§ GIVEN PASSAGE

- Also known as: Terry Shahab
- Born: Terryana Fathiah Shahab 14 June 1984 (age 41) Jakarta, Indonesia
- Genres: Pop
- Occupation: Singer
- Instrument: Vocals
- Years active: 2003–present
- Labels: Sony Music Indonesia, Epic Records

= Terry Shahab =

Terryana Fathiah Shahab (born 14 June 1984), better known as Terry Shahab or Terry, is an Indonesian singer. She is best known for her recording of "Janji Manismu", which was a hit in Indonesia.

== Early life ==
Terry was born in Jakarta and resides in Central Jakarta, Jakarta. She began singing as a child.

§ JOB A
In the Terry Shahab profile, which recording is she best known for?

§ DATASET ENTRIES
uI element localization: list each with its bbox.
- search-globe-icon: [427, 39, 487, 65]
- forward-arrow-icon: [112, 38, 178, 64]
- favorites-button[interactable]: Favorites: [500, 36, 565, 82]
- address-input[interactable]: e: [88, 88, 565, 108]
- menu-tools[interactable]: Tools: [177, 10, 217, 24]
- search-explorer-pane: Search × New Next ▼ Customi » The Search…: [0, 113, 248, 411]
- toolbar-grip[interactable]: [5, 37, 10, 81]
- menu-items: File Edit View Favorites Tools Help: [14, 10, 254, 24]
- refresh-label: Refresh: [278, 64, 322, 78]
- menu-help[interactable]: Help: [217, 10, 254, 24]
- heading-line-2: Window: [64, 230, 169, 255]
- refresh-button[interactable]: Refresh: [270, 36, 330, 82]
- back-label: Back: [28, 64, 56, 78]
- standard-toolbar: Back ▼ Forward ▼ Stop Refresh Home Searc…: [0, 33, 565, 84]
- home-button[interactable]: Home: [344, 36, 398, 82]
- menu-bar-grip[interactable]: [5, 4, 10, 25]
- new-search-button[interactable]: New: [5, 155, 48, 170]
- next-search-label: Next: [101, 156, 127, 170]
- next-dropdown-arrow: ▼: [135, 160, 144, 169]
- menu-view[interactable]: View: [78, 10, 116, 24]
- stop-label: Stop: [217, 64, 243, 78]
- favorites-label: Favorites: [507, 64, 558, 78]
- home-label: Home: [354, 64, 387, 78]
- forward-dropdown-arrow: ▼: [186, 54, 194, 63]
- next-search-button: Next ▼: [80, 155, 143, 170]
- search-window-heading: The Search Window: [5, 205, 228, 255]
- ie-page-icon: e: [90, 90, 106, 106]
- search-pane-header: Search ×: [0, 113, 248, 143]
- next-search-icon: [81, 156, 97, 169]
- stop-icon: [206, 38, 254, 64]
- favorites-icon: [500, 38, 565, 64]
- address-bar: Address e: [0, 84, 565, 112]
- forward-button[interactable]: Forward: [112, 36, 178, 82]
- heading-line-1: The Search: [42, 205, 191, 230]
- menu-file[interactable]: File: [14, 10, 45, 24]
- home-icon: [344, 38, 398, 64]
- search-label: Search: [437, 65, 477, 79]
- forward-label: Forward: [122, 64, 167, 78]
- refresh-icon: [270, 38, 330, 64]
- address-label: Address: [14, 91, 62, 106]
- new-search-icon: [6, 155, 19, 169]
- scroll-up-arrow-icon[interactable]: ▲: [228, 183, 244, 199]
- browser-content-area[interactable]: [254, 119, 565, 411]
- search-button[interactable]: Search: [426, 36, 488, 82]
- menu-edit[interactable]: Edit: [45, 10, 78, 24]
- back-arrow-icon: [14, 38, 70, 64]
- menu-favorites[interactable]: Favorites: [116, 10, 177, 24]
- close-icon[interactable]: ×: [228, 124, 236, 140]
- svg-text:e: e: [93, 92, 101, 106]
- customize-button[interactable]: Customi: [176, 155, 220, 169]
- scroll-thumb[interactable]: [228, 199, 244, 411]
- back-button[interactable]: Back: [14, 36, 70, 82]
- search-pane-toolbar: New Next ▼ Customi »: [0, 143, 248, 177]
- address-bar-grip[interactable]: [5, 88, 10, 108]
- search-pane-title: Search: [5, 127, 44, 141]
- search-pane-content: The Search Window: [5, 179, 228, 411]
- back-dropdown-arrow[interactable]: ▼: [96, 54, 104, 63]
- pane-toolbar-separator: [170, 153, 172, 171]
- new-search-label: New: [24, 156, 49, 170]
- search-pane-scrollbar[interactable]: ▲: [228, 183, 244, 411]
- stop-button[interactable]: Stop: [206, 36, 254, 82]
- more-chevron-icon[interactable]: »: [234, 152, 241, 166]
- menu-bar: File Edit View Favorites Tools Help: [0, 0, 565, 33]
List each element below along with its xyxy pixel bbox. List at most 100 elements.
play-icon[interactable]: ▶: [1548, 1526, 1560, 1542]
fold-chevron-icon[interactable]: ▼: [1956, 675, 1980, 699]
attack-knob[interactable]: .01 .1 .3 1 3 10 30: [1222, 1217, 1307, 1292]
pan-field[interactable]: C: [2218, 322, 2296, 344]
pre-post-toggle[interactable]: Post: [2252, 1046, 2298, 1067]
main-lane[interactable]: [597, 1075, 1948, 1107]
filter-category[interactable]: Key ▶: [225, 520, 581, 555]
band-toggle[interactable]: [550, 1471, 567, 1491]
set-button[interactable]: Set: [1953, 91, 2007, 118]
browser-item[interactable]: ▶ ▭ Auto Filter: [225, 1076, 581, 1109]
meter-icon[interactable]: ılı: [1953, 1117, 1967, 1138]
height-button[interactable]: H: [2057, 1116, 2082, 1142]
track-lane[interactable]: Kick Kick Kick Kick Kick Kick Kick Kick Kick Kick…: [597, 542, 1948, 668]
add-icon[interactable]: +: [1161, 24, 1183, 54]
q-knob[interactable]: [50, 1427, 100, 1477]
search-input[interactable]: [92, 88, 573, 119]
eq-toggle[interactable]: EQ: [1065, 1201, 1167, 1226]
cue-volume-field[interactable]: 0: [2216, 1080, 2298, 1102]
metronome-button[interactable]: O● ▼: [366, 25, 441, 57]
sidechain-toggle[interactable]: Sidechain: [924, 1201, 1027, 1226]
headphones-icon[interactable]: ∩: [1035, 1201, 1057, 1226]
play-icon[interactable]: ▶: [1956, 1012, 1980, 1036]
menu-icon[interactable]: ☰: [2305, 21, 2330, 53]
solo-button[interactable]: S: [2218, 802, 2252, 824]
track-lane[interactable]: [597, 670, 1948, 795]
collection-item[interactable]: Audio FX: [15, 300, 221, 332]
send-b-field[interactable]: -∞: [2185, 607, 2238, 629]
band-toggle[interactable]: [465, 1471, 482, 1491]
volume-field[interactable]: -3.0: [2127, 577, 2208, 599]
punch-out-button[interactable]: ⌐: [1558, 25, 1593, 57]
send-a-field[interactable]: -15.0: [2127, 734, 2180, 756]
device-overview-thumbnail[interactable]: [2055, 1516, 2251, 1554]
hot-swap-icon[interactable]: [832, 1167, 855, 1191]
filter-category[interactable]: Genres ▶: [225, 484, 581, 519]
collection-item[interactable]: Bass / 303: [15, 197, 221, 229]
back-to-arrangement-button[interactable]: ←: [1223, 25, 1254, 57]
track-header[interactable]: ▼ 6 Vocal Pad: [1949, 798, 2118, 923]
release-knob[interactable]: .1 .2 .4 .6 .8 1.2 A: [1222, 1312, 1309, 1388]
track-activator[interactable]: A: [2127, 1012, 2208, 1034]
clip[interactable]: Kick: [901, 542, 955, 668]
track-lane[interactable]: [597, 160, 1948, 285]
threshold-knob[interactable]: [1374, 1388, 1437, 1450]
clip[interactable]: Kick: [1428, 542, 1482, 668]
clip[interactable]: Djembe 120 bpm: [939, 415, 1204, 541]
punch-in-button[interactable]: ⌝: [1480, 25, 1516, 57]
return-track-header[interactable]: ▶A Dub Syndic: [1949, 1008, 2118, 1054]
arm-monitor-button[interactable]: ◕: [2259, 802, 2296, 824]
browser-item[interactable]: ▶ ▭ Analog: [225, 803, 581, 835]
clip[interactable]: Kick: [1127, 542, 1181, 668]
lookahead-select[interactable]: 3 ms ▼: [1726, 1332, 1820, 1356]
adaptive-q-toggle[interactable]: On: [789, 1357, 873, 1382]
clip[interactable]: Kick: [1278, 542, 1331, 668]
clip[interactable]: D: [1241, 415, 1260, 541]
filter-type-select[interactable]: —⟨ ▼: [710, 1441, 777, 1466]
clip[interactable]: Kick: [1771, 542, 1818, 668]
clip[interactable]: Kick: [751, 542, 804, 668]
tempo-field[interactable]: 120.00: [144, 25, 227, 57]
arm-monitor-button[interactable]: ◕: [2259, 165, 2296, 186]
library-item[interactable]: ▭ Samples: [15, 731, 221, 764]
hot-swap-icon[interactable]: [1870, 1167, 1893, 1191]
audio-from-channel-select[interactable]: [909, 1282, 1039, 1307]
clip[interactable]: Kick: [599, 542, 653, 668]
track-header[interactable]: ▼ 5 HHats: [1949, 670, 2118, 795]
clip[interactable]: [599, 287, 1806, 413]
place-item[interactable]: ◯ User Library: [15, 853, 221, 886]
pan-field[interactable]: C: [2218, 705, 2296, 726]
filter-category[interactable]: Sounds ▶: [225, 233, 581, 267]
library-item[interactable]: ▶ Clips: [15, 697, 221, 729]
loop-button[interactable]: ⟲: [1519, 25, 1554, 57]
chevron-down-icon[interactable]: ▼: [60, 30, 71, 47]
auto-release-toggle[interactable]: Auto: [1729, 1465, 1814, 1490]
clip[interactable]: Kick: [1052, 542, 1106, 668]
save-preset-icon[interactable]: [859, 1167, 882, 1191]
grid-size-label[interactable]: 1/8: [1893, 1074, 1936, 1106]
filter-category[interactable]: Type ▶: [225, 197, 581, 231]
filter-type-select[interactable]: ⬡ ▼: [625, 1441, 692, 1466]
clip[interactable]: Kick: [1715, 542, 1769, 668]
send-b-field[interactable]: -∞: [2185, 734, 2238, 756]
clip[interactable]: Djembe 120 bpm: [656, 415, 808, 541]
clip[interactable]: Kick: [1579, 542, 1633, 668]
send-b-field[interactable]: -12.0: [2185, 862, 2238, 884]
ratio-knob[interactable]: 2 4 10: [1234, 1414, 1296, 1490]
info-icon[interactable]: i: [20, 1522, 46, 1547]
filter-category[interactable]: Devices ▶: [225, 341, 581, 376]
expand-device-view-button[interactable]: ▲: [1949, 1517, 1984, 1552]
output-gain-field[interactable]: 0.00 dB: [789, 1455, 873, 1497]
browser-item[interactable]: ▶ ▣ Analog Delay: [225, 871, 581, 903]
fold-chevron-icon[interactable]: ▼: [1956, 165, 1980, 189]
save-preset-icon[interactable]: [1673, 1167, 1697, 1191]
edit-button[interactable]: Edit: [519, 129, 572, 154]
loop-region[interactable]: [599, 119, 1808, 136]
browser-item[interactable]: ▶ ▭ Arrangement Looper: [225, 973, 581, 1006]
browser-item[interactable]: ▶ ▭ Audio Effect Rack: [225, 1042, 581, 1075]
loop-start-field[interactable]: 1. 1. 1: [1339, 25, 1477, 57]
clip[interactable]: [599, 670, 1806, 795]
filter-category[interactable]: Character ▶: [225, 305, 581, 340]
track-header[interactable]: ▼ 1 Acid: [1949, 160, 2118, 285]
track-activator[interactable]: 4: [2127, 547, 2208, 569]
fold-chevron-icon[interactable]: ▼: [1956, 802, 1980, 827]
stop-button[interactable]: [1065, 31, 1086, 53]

§ JOB B
Copy the records word for word, from their first line through the line that contains "- menu-favorites[interactable]: Favorites: [116, 10, 177, 24]", including both of those lines.

§ REPLY A
"Janji Manismu"

§ REPLY B
uI element localization: list each with its bbox.
- search-globe-icon: [427, 39, 487, 65]
- forward-arrow-icon: [112, 38, 178, 64]
- favorites-button[interactable]: Favorites: [500, 36, 565, 82]
- address-input[interactable]: e: [88, 88, 565, 108]
- menu-tools[interactable]: Tools: [177, 10, 217, 24]
- search-explorer-pane: Search × New Next ▼ Customi » The Search…: [0, 113, 248, 411]
- toolbar-grip[interactable]: [5, 37, 10, 81]
- menu-items: File Edit View Favorites Tools Help: [14, 10, 254, 24]
- refresh-label: Refresh: [278, 64, 322, 78]
- menu-help[interactable]: Help: [217, 10, 254, 24]
- heading-line-2: Window: [64, 230, 169, 255]
- refresh-button[interactable]: Refresh: [270, 36, 330, 82]
- back-label: Back: [28, 64, 56, 78]
- standard-toolbar: Back ▼ Forward ▼ Stop Refresh Home Searc…: [0, 33, 565, 84]
- home-button[interactable]: Home: [344, 36, 398, 82]
- menu-bar-grip[interactable]: [5, 4, 10, 25]
- new-search-button[interactable]: New: [5, 155, 48, 170]
- next-search-label: Next: [101, 156, 127, 170]
- next-dropdown-arrow: ▼: [135, 160, 144, 169]
- menu-view[interactable]: View: [78, 10, 116, 24]
- stop-label: Stop: [217, 64, 243, 78]
- favorites-label: Favorites: [507, 64, 558, 78]
- home-label: Home: [354, 64, 387, 78]
- forward-dropdown-arrow: ▼: [186, 54, 194, 63]
- next-search-button: Next ▼: [80, 155, 143, 170]
- search-window-heading: The Search Window: [5, 205, 228, 255]
- ie-page-icon: e: [90, 90, 106, 106]
- search-pane-header: Search ×: [0, 113, 248, 143]
- next-search-icon: [81, 156, 97, 169]
- stop-icon: [206, 38, 254, 64]
- favorites-icon: [500, 38, 565, 64]
- address-bar: Address e: [0, 84, 565, 112]
- forward-button[interactable]: Forward: [112, 36, 178, 82]
- heading-line-1: The Search: [42, 205, 191, 230]
- menu-file[interactable]: File: [14, 10, 45, 24]
- home-icon: [344, 38, 398, 64]
- search-label: Search: [437, 65, 477, 79]
- forward-label: Forward: [122, 64, 167, 78]
- refresh-icon: [270, 38, 330, 64]
- address-label: Address: [14, 91, 62, 106]
- new-search-icon: [6, 155, 19, 169]
- scroll-up-arrow-icon[interactable]: ▲: [228, 183, 244, 199]
- browser-content-area[interactable]: [254, 119, 565, 411]
- search-button[interactable]: Search: [426, 36, 488, 82]
- menu-edit[interactable]: Edit: [45, 10, 78, 24]
- back-arrow-icon: [14, 38, 70, 64]
- menu-favorites[interactable]: Favorites: [116, 10, 177, 24]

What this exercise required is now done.